• What is needed: Filter the records below and copy every line containing the word "this".

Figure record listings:
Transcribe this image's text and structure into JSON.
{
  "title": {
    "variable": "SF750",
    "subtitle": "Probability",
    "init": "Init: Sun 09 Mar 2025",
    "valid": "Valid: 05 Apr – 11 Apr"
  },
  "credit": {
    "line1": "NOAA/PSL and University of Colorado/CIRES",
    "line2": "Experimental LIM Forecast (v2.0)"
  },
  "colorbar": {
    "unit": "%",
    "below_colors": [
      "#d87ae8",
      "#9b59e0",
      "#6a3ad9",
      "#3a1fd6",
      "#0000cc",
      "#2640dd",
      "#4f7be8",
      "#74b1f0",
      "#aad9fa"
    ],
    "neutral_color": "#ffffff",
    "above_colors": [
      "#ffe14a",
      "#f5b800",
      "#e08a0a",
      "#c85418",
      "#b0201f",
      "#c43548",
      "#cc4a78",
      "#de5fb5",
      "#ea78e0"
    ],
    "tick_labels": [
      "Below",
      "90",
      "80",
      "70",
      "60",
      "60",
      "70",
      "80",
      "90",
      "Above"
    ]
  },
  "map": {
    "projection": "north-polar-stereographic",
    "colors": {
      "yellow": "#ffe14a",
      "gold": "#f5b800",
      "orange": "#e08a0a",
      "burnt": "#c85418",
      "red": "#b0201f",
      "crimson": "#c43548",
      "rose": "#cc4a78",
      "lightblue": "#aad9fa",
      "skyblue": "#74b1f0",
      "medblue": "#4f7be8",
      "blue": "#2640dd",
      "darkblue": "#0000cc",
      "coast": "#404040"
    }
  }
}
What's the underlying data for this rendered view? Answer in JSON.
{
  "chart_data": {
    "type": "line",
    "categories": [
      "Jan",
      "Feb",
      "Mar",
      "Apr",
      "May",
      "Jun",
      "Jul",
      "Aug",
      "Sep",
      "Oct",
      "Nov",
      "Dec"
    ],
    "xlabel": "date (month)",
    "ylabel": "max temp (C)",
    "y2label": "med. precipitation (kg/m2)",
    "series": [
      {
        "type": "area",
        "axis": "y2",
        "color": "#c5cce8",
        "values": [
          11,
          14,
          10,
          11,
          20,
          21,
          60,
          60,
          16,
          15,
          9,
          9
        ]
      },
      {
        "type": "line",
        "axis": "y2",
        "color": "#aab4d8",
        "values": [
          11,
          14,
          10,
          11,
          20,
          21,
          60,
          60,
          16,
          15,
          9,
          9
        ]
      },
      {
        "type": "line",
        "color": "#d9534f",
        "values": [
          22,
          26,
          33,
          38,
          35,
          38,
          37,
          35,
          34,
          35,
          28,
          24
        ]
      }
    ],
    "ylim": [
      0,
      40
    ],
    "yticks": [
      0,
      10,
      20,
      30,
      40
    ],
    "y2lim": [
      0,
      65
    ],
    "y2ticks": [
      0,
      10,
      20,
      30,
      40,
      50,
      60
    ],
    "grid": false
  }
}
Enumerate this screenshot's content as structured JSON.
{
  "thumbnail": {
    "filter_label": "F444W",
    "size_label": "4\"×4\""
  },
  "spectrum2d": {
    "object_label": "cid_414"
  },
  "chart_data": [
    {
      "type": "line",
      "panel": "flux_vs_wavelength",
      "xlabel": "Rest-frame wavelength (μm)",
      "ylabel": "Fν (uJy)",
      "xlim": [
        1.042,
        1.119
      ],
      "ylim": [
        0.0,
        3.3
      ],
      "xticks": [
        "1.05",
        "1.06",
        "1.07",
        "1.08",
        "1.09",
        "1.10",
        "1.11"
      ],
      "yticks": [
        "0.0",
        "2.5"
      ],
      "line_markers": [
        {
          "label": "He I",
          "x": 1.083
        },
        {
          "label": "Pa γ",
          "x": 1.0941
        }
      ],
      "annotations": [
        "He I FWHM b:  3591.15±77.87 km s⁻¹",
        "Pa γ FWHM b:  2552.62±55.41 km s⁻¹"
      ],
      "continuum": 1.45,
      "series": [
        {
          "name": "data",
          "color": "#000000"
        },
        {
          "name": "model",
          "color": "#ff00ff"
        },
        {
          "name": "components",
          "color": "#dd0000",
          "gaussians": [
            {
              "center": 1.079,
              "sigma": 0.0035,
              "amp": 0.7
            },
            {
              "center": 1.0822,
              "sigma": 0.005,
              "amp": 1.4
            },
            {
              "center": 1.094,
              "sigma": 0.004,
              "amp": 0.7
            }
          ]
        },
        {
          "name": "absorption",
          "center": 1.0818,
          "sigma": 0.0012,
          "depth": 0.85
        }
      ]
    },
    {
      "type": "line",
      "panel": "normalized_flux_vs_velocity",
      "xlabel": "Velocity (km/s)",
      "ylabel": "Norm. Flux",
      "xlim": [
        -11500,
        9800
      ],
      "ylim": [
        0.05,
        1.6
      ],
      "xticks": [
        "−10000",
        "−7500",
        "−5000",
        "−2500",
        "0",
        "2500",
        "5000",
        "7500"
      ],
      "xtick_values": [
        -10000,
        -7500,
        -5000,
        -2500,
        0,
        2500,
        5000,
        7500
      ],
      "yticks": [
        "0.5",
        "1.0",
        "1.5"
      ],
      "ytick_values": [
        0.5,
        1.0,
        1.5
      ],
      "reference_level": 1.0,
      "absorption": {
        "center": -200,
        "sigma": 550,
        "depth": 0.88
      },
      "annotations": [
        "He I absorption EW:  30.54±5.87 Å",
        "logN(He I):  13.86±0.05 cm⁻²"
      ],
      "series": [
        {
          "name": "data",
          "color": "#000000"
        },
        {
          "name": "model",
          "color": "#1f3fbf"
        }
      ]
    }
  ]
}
==
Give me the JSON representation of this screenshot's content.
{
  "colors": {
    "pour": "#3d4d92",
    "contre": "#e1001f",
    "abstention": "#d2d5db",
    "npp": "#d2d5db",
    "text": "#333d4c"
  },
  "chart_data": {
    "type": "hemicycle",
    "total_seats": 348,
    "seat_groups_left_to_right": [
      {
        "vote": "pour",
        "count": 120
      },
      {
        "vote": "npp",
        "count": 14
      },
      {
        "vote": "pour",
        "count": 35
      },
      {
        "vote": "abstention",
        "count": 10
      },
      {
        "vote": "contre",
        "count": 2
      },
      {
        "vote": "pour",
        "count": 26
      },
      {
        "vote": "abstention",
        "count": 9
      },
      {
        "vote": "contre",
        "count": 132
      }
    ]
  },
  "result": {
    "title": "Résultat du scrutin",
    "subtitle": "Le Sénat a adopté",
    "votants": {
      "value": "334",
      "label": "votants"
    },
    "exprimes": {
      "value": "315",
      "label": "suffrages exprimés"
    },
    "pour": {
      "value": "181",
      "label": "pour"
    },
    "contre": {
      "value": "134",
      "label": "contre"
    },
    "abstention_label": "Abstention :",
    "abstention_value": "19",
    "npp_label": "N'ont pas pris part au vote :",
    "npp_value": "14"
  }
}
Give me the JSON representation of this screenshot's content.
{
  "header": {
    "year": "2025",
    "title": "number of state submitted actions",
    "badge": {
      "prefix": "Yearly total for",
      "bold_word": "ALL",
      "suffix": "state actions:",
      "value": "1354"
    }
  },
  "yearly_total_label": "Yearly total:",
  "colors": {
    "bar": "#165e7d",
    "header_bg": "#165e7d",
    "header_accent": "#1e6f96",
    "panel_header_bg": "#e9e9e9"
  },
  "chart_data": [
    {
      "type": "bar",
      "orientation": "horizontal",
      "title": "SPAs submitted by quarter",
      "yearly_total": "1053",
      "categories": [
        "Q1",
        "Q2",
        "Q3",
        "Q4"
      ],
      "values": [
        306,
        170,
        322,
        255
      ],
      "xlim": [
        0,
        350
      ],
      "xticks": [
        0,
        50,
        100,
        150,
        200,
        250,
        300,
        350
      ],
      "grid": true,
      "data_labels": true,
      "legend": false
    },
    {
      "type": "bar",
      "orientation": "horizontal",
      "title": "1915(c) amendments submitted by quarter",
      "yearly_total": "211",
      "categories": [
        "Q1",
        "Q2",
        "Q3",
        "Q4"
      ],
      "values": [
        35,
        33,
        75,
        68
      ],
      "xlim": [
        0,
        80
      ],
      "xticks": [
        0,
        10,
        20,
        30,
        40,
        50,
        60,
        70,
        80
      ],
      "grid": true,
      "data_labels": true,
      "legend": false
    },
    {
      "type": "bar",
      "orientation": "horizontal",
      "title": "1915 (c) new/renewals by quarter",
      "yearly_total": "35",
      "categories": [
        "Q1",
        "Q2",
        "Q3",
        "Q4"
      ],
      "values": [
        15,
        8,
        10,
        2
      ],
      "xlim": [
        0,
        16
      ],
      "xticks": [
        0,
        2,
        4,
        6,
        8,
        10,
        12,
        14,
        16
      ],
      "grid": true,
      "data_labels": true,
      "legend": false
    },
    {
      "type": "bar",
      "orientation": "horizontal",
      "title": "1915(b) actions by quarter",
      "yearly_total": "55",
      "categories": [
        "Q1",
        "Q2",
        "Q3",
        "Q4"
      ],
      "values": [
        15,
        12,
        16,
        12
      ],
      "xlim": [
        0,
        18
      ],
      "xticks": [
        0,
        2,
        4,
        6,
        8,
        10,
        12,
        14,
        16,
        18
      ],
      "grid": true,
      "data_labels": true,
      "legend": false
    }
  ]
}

• Exercise output:
Transcribe this image's text and structure into JSON.
What's the underlying data for this rendered view? Answer in JSON.
Enumerate this screenshot's content as structured JSON.
Give me the JSON representation of this screenshot's content.
Give me the JSON representation of this screenshot's content.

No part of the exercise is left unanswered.